**Exercise description:** Look through the data below. Collect every line where the word "thermes" occurs.
╔══
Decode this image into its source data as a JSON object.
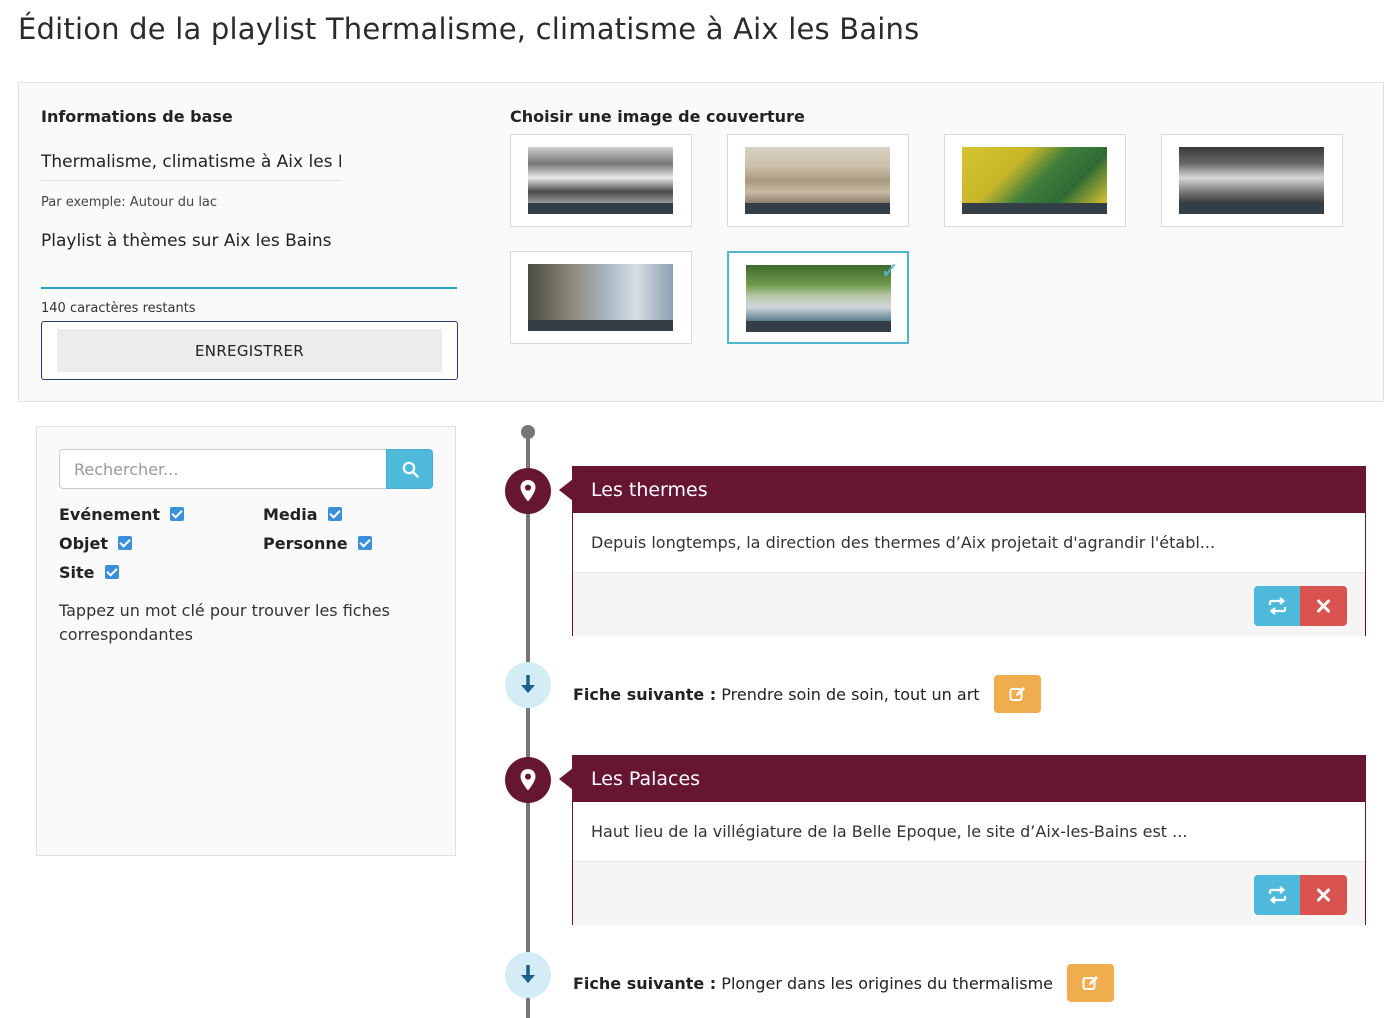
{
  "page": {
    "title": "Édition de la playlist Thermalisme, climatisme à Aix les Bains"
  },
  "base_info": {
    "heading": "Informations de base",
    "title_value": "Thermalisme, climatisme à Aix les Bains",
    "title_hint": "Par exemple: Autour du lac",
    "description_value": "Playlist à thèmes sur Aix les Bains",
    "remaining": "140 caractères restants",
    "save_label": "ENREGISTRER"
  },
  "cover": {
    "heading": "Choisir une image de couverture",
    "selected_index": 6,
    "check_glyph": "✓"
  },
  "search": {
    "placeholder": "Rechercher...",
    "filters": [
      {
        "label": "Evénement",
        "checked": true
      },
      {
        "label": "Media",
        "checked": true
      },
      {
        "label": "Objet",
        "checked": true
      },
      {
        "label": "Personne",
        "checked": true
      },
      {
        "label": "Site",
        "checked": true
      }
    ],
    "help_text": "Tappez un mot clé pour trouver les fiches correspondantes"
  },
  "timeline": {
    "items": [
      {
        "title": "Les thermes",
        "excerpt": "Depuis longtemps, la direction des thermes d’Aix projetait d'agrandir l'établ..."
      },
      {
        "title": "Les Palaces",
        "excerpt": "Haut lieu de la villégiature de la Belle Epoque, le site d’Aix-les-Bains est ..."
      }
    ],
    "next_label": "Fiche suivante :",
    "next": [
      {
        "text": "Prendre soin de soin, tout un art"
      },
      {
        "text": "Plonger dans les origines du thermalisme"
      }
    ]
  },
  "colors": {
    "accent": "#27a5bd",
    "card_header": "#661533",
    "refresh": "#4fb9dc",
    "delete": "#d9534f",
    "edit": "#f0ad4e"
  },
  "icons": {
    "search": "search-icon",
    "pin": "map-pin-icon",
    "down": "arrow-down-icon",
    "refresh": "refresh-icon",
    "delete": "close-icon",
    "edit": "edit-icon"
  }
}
╚══
**Result:**
        "title": "Les thermes",
        "excerpt": "Depuis longtemps, la direction des thermes d’Aix projetait d'agrandir l'établ..."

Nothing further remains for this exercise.